» WHAT YOU WILL DO
Look through the lines below and extract each one that contains "cycle".

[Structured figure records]

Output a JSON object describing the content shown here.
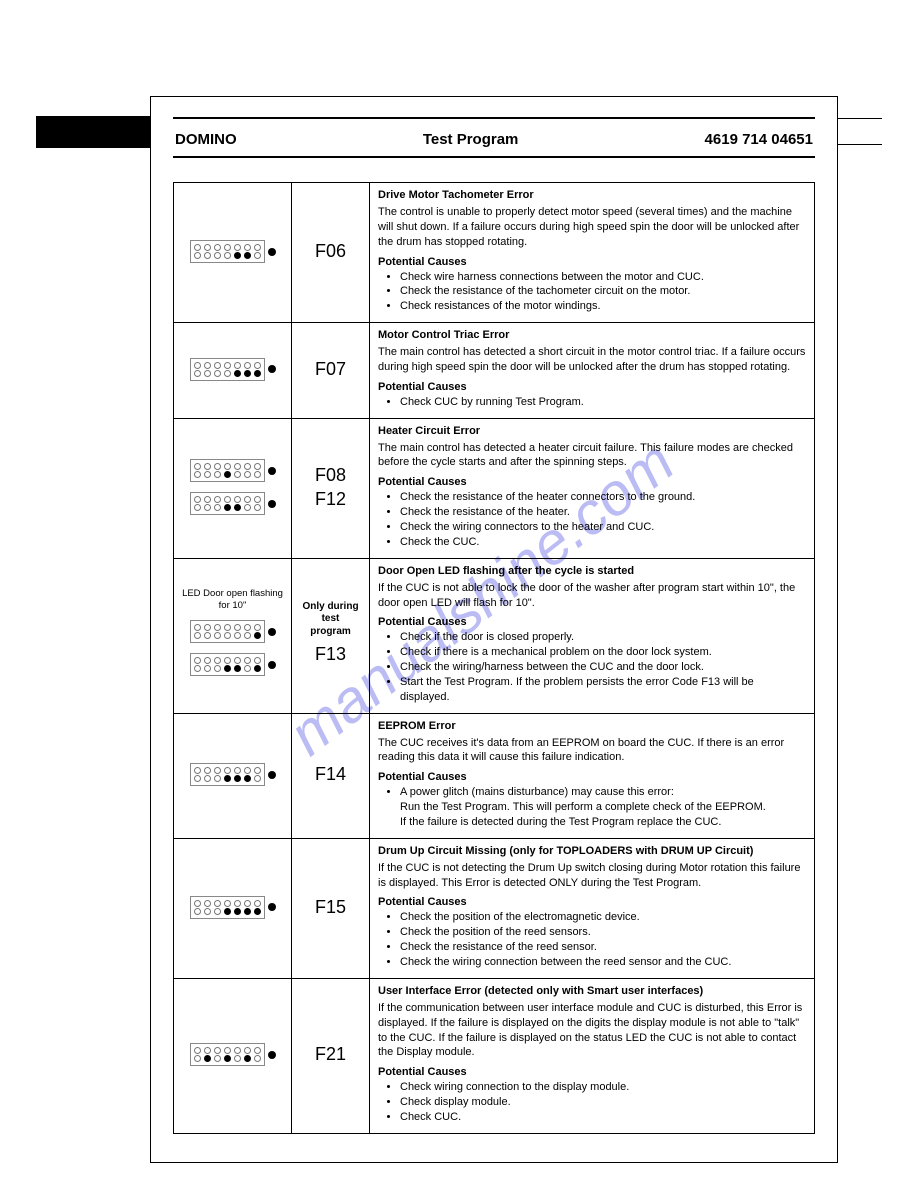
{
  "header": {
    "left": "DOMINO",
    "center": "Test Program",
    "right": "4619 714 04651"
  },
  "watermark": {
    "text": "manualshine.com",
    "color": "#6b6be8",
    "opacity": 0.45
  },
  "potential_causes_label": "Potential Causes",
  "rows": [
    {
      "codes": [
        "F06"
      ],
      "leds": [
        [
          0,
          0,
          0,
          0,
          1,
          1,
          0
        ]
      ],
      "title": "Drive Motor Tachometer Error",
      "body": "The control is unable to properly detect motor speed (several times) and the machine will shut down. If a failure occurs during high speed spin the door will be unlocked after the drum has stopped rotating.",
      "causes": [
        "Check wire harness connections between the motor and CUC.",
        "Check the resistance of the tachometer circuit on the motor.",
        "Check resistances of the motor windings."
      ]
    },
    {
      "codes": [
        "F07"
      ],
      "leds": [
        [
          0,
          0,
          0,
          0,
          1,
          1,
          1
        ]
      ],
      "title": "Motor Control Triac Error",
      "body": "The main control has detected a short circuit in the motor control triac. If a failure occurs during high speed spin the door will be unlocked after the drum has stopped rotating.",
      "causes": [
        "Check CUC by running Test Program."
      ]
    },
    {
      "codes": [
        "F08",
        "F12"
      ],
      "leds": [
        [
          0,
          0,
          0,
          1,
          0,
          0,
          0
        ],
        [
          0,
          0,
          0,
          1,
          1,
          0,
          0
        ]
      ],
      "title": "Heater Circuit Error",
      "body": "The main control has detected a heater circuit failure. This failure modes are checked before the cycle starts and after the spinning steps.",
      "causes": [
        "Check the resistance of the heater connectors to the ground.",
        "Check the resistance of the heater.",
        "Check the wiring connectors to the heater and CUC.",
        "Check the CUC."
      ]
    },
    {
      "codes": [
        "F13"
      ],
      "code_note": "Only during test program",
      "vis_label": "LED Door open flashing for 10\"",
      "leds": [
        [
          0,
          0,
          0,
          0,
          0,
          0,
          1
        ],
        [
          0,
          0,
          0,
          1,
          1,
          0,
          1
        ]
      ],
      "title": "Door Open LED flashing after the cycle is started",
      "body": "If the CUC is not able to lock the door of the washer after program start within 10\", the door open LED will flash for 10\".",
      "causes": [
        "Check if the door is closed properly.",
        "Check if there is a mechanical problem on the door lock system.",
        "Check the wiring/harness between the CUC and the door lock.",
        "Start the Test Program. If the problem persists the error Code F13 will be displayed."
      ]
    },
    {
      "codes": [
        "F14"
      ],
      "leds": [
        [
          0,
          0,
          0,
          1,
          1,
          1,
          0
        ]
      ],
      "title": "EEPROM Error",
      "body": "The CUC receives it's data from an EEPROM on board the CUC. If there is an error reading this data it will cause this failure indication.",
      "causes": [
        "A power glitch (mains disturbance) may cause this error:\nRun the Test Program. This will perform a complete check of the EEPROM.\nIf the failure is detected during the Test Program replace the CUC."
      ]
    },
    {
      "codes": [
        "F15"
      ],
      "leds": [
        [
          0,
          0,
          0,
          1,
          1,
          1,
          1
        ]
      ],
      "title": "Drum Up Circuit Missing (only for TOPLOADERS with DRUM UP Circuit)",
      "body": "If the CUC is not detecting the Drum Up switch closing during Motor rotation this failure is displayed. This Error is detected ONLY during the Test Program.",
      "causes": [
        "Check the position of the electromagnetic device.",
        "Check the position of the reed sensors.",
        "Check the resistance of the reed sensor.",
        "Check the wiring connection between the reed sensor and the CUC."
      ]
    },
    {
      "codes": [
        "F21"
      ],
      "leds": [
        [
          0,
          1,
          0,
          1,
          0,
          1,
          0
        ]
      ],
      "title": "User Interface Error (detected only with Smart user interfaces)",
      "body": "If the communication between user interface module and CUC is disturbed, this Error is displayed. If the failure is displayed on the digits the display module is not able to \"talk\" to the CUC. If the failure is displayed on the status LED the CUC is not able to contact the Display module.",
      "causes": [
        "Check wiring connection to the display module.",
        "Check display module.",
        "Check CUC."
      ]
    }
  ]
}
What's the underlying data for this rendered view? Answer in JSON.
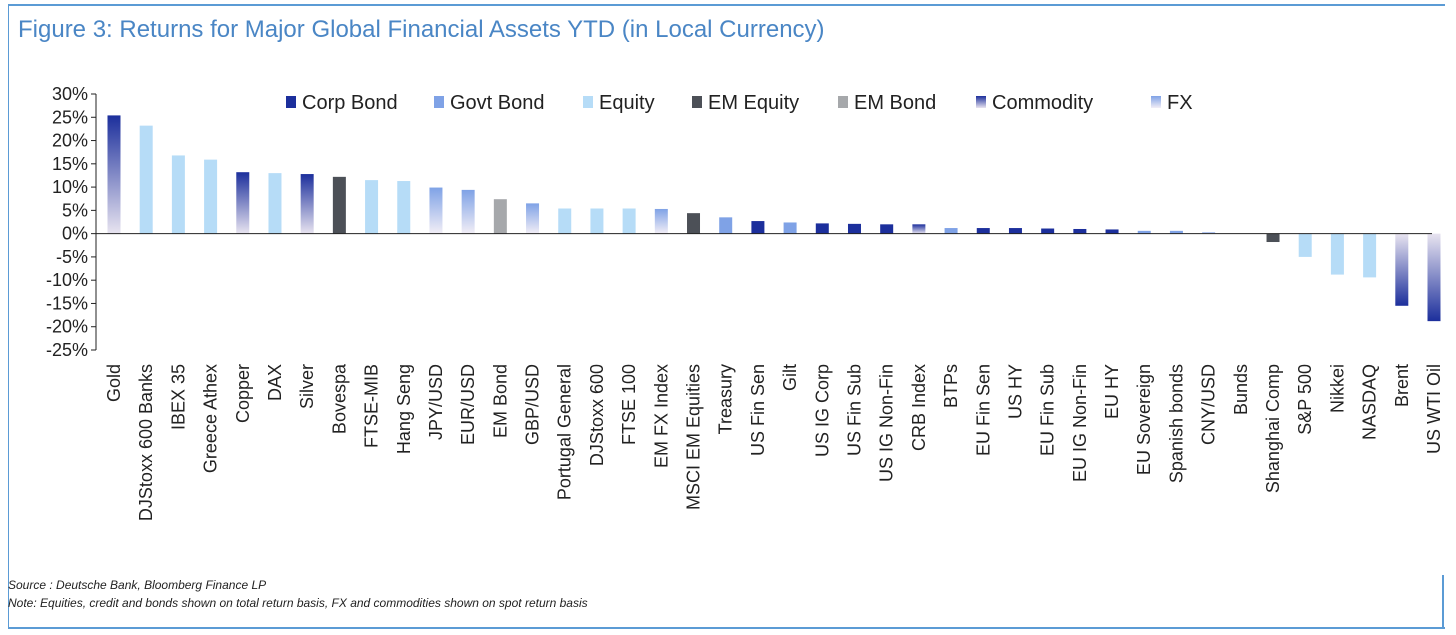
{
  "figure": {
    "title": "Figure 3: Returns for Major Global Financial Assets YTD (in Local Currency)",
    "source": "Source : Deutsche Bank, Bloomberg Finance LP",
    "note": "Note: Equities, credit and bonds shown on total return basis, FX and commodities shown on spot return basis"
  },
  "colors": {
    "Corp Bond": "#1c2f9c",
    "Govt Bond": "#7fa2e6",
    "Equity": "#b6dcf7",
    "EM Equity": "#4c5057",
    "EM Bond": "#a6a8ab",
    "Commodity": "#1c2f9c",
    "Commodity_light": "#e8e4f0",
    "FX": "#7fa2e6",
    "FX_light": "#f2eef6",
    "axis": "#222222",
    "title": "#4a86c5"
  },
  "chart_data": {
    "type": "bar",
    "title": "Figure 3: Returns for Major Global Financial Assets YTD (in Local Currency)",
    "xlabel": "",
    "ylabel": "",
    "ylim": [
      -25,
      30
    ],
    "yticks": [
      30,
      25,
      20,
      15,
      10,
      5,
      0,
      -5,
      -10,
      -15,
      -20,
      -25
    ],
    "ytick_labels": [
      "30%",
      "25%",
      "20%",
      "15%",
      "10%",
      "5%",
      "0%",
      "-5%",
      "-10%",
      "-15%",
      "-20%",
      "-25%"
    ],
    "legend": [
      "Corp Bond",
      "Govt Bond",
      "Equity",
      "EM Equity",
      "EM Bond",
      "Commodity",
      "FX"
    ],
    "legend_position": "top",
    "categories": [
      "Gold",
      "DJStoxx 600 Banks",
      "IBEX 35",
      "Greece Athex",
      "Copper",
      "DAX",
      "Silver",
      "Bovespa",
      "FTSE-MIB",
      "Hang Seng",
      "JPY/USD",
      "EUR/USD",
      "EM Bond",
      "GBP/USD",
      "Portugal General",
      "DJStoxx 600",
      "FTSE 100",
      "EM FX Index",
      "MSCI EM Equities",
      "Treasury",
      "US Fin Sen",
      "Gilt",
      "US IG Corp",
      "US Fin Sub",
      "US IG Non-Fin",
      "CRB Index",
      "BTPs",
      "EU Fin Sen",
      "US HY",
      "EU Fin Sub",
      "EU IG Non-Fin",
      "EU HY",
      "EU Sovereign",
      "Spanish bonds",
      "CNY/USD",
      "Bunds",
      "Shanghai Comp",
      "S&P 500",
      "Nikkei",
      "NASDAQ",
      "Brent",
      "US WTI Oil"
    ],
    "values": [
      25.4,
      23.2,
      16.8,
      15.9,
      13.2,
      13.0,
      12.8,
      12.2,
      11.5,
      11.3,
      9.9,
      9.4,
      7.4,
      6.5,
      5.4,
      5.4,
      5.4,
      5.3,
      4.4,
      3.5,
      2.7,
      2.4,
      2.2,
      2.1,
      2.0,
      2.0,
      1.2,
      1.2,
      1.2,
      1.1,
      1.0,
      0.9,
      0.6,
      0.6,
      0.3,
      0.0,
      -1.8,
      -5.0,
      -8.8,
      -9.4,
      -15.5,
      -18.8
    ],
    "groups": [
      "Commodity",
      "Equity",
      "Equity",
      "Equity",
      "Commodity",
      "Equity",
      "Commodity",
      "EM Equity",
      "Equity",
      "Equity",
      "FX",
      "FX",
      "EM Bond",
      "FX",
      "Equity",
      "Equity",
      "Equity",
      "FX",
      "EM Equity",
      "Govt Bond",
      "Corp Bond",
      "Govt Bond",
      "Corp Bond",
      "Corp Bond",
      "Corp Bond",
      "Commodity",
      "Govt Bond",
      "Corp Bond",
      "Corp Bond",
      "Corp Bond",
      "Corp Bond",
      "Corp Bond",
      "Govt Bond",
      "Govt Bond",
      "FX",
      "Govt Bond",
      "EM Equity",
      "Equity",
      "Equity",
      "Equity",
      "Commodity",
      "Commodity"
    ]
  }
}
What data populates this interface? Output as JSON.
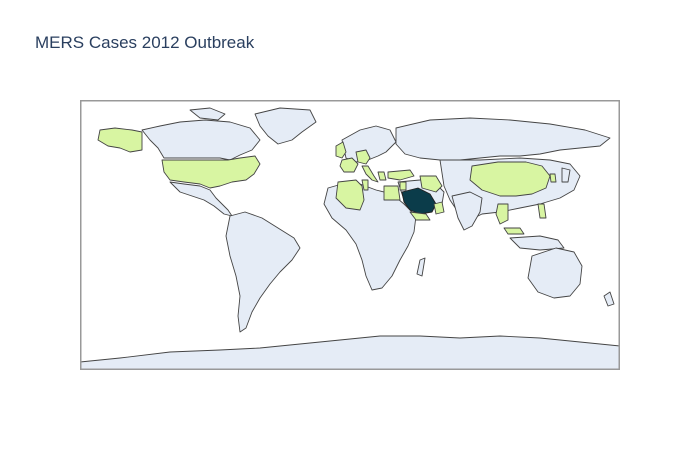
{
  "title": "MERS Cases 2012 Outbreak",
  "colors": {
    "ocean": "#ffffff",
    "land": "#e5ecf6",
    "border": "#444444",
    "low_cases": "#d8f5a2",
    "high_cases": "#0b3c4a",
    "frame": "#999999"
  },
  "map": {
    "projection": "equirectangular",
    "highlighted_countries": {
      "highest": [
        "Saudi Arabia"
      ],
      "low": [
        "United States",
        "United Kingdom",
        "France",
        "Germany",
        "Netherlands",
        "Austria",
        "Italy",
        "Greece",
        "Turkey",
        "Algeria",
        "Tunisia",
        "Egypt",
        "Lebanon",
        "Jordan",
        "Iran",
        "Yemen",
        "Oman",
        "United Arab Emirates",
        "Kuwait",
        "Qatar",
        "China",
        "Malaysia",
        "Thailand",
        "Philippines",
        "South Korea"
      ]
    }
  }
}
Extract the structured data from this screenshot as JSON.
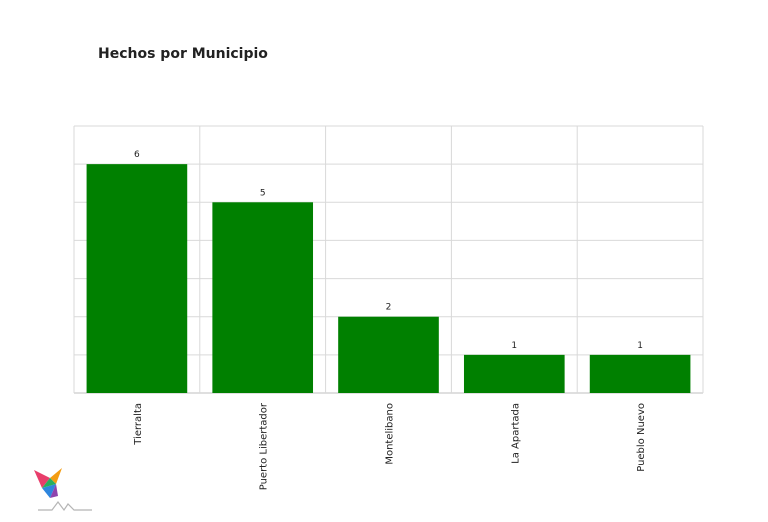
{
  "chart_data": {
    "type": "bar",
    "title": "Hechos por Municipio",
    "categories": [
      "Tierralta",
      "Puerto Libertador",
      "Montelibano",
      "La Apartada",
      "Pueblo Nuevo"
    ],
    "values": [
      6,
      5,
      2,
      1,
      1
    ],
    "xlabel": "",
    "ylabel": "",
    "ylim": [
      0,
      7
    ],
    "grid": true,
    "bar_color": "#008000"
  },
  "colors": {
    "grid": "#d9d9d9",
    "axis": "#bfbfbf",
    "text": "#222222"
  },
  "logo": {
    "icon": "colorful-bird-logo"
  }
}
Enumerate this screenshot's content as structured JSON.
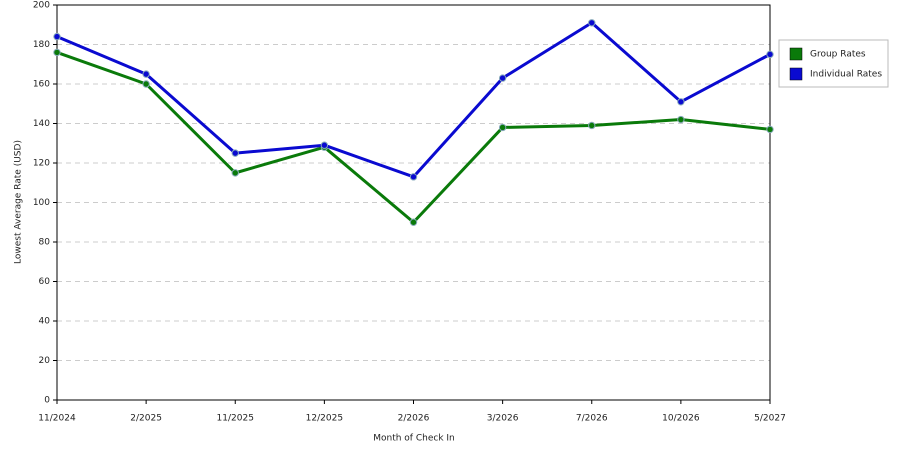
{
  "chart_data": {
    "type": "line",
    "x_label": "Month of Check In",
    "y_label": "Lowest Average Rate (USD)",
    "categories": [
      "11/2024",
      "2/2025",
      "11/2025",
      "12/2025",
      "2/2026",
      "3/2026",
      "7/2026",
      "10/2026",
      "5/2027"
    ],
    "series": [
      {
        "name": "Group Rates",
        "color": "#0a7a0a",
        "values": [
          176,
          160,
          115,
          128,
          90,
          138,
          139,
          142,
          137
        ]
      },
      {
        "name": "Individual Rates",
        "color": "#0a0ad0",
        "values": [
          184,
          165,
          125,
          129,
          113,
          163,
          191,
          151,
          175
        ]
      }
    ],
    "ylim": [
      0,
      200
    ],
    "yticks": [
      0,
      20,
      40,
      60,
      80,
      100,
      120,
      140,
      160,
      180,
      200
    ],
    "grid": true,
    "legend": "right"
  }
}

» OUTPUT OF THE EXERCISE
      "body": "The main control has detected a heater circuit failure. This failure modes are checked before the cycle starts and after the spinning steps.",
      "title": "Door Open LED flashing after the cycle is started",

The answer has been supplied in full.